(Collected data entries)
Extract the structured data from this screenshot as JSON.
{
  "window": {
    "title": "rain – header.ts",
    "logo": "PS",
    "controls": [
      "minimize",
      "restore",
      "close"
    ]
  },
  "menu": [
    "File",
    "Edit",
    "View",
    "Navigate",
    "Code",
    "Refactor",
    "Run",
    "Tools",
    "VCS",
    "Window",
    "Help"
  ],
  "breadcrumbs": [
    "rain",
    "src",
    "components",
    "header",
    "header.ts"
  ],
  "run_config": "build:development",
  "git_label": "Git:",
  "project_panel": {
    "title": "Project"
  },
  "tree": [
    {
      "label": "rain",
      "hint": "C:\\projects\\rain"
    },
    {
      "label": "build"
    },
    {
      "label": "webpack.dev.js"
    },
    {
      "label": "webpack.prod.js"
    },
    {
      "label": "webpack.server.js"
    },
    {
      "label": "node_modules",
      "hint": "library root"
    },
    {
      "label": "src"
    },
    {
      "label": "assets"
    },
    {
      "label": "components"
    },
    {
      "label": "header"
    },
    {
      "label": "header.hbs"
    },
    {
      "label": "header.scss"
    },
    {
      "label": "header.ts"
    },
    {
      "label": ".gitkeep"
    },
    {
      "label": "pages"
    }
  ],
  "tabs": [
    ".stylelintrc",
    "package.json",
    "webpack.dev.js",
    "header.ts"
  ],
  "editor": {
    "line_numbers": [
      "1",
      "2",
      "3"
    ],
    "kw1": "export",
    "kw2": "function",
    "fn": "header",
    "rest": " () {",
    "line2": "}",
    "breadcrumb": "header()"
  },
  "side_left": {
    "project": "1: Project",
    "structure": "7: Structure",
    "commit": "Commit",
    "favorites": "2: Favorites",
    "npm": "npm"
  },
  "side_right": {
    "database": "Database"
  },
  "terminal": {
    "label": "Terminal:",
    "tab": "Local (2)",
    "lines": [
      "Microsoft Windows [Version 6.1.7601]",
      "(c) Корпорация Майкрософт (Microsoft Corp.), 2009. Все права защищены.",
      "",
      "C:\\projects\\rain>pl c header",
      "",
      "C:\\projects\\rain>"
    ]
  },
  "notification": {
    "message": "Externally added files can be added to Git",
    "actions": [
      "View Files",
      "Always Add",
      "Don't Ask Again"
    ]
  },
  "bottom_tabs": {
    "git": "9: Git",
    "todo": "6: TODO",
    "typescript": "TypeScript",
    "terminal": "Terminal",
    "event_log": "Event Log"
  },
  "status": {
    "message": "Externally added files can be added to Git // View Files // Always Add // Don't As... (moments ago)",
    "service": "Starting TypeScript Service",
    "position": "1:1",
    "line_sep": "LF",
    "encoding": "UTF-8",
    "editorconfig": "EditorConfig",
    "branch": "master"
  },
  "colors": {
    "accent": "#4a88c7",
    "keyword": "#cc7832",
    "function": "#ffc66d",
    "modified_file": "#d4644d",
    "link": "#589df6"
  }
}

What you have to do — Recite the full listing above exactly.

Exercise response —
Extract the structured data from this screenshot as JSON.
{
  "window": {
    "title": "rain – header.ts",
    "logo": "PS",
    "controls": [
      "minimize",
      "restore",
      "close"
    ]
  },
  "menu": [
    "File",
    "Edit",
    "View",
    "Navigate",
    "Code",
    "Refactor",
    "Run",
    "Tools",
    "VCS",
    "Window",
    "Help"
  ],
  "breadcrumbs": [
    "rain",
    "src",
    "components",
    "header",
    "header.ts"
  ],
  "run_config": "build:development",
  "git_label": "Git:",
  "project_panel": {
    "title": "Project"
  },
  "tree": [
    {
      "label": "rain",
      "hint": "C:\\projects\\rain"
    },
    {
      "label": "build"
    },
    {
      "label": "webpack.dev.js"
    },
    {
      "label": "webpack.prod.js"
    },
    {
      "label": "webpack.server.js"
    },
    {
      "label": "node_modules",
      "hint": "library root"
    },
    {
      "label": "src"
    },
    {
      "label": "assets"
    },
    {
      "label": "components"
    },
    {
      "label": "header"
    },
    {
      "label": "header.hbs"
    },
    {
      "label": "header.scss"
    },
    {
      "label": "header.ts"
    },
    {
      "label": ".gitkeep"
    },
    {
      "label": "pages"
    }
  ],
  "tabs": [
    ".stylelintrc",
    "package.json",
    "webpack.dev.js",
    "header.ts"
  ],
  "editor": {
    "line_numbers": [
      "1",
      "2",
      "3"
    ],
    "kw1": "export",
    "kw2": "function",
    "fn": "header",
    "rest": " () {",
    "line2": "}",
    "breadcrumb": "header()"
  },
  "side_left": {
    "project": "1: Project",
    "structure": "7: Structure",
    "commit": "Commit",
    "favorites": "2: Favorites",
    "npm": "npm"
  },
  "side_right": {
    "database": "Database"
  },
  "terminal": {
    "label": "Terminal:",
    "tab": "Local (2)",
    "lines": [
      "Microsoft Windows [Version 6.1.7601]",
      "(c) Корпорация Майкрософт (Microsoft Corp.), 2009. Все права защищены.",
      "",
      "C:\\projects\\rain>pl c header",
      "",
      "C:\\projects\\rain>"
    ]
  },
  "notification": {
    "message": "Externally added files can be added to Git",
    "actions": [
      "View Files",
      "Always Add",
      "Don't Ask Again"
    ]
  },
  "bottom_tabs": {
    "git": "9: Git",
    "todo": "6: TODO",
    "typescript": "TypeScript",
    "terminal": "Terminal",
    "event_log": "Event Log"
  },
  "status": {
    "message": "Externally added files can be added to Git // View Files // Always Add // Don't As... (moments ago)",
    "service": "Starting TypeScript Service",
    "position": "1:1",
    "line_sep": "LF",
    "encoding": "UTF-8",
    "editorconfig": "EditorConfig",
    "branch": "master"
  },
  "colors": {
    "accent": "#4a88c7",
    "keyword": "#cc7832",
    "function": "#ffc66d",
    "modified_file": "#d4644d",
    "link": "#589df6"
  }
}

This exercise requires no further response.